[START OF SUPPLIED MATERIAL]

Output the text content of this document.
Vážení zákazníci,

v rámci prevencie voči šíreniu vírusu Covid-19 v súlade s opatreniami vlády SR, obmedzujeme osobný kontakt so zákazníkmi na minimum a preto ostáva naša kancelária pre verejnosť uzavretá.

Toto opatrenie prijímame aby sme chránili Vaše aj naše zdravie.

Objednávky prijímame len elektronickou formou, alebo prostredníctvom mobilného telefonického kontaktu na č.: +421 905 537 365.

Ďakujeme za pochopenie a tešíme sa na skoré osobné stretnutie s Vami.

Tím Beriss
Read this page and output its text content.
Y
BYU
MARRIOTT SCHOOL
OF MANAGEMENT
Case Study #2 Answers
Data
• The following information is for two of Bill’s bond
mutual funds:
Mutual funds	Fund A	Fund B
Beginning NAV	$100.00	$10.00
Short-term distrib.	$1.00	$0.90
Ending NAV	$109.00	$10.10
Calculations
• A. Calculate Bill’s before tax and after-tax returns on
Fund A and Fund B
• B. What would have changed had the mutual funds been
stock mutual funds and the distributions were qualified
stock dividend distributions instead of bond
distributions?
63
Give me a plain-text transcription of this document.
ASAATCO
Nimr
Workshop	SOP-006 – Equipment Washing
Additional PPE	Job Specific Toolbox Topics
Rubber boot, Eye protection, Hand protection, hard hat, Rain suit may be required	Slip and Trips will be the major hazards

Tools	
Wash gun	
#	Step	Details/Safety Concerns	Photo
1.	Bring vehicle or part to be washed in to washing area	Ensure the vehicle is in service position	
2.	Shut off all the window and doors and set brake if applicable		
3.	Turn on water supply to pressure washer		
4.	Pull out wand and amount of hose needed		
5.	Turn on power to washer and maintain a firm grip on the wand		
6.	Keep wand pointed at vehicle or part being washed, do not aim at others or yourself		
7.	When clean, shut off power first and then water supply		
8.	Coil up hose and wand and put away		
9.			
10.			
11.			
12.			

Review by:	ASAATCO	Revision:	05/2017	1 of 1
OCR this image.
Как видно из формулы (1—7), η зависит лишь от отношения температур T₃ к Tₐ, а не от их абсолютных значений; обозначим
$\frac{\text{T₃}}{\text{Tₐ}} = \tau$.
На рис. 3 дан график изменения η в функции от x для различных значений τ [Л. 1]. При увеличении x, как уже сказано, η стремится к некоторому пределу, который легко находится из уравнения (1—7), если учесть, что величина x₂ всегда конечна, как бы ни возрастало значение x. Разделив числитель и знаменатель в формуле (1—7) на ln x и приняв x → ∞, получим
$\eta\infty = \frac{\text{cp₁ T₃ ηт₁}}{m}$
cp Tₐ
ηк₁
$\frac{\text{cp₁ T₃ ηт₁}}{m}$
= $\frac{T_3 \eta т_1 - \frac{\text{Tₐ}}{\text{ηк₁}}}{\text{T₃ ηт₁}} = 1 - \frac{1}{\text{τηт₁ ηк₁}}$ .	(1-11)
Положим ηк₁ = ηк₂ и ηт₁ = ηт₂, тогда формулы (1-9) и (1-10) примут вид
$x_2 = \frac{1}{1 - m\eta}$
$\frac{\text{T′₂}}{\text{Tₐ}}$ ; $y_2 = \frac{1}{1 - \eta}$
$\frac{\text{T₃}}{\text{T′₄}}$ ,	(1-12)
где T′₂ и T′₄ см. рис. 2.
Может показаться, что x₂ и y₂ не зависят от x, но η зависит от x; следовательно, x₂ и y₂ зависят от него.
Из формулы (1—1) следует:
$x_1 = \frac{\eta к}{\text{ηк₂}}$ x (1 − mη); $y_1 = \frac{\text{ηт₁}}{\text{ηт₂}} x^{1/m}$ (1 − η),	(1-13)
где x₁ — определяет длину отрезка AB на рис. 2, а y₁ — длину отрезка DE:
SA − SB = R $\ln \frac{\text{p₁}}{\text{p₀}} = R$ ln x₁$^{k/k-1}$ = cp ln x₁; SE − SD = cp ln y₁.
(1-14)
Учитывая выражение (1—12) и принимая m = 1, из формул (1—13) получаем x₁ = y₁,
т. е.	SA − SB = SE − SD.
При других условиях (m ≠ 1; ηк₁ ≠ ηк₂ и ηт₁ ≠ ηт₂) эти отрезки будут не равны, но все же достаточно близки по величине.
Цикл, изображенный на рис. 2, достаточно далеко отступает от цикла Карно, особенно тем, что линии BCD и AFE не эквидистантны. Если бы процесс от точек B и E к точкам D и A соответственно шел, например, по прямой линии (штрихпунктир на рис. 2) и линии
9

[END OF SUPPLIED MATERIAL]

EXERCISE
All records above must be set down exactly, please.

FULL SOLUTION
Output the text content of this document.
Vážení zákazníci,

v rámci prevencie voči šíreniu vírusu Covid-19 v súlade s opatreniami vlády SR, obmedzujeme osobný kontakt so zákazníkmi na minimum a preto ostáva naša kancelária pre verejnosť uzavretá.

Toto opatrenie prijímame aby sme chránili Vaše aj naše zdravie.

Objednávky prijímame len elektronickou formou, alebo prostredníctvom mobilného telefonického kontaktu na č.: +421 905 537 365.

Ďakujeme za pochopenie a tešíme sa na skoré osobné stretnutie s Vami.

Tím Beriss
Read this page and output its text content.
Y
BYU
MARRIOTT SCHOOL
OF MANAGEMENT
Case Study #2 Answers
Data
• The following information is for two of Bill’s bond
mutual funds:
Mutual funds	Fund A	Fund B
Beginning NAV	$100.00	$10.00
Short-term distrib.	$1.00	$0.90
Ending NAV	$109.00	$10.10
Calculations
• A. Calculate Bill’s before tax and after-tax returns on
Fund A and Fund B
• B. What would have changed had the mutual funds been
stock mutual funds and the distributions were qualified
stock dividend distributions instead of bond
distributions?
63
Give me a plain-text transcription of this document.
ASAATCO
Nimr
Workshop	SOP-006 – Equipment Washing
Additional PPE	Job Specific Toolbox Topics
Rubber boot, Eye protection, Hand protection, hard hat, Rain suit may be required	Slip and Trips will be the major hazards

Tools	
Wash gun	
#	Step	Details/Safety Concerns	Photo
1.	Bring vehicle or part to be washed in to washing area	Ensure the vehicle is in service position	
2.	Shut off all the window and doors and set brake if applicable		
3.	Turn on water supply to pressure washer		
4.	Pull out wand and amount of hose needed		
5.	Turn on power to washer and maintain a firm grip on the wand		
6.	Keep wand pointed at vehicle or part being washed, do not aim at others or yourself		
7.	When clean, shut off power first and then water supply		
8.	Coil up hose and wand and put away		
9.			
10.			
11.			
12.			

Review by:	ASAATCO	Revision:	05/2017	1 of 1
OCR this image.
Как видно из формулы (1—7), η зависит лишь от отношения температур T₃ к Tₐ, а не от их абсолютных значений; обозначим
$\frac{\text{T₃}}{\text{Tₐ}} = \tau$.
На рис. 3 дан график изменения η в функции от x для различных значений τ [Л. 1]. При увеличении x, как уже сказано, η стремится к некоторому пределу, который легко находится из уравнения (1—7), если учесть, что величина x₂ всегда конечна, как бы ни возрастало значение x. Разделив числитель и знаменатель в формуле (1—7) на ln x и приняв x → ∞, получим
$\eta\infty = \frac{\text{cp₁ T₃ ηт₁}}{m}$
cp Tₐ
ηк₁
$\frac{\text{cp₁ T₃ ηт₁}}{m}$
= $\frac{T_3 \eta т_1 - \frac{\text{Tₐ}}{\text{ηк₁}}}{\text{T₃ ηт₁}} = 1 - \frac{1}{\text{τηт₁ ηк₁}}$ .	(1-11)
Положим ηк₁ = ηк₂ и ηт₁ = ηт₂, тогда формулы (1-9) и (1-10) примут вид
$x_2 = \frac{1}{1 - m\eta}$
$\frac{\text{T′₂}}{\text{Tₐ}}$ ; $y_2 = \frac{1}{1 - \eta}$
$\frac{\text{T₃}}{\text{T′₄}}$ ,	(1-12)
где T′₂ и T′₄ см. рис. 2.
Может показаться, что x₂ и y₂ не зависят от x, но η зависит от x; следовательно, x₂ и y₂ зависят от него.
Из формулы (1—1) следует:
$x_1 = \frac{\eta к}{\text{ηк₂}}$ x (1 − mη); $y_1 = \frac{\text{ηт₁}}{\text{ηт₂}} x^{1/m}$ (1 − η),	(1-13)
где x₁ — определяет длину отрезка AB на рис. 2, а y₁ — длину отрезка DE:
SA − SB = R $\ln \frac{\text{p₁}}{\text{p₀}} = R$ ln x₁$^{k/k-1}$ = cp ln x₁; SE − SD = cp ln y₁.
(1-14)
Учитывая выражение (1—12) и принимая m = 1, из формул (1—13) получаем x₁ = y₁,
т. е.	SA − SB = SE − SD.
При других условиях (m ≠ 1; ηк₁ ≠ ηк₂ и ηт₁ ≠ ηт₂) эти отрезки будут не равны, но все же достаточно близки по величине.
Цикл, изображенный на рис. 2, достаточно далеко отступает от цикла Карно, особенно тем, что линии BCD и AFE не эквидистантны. Если бы процесс от точек B и E к точкам D и A соответственно шел, например, по прямой линии (штрихпунктир на рис. 2) и линии
9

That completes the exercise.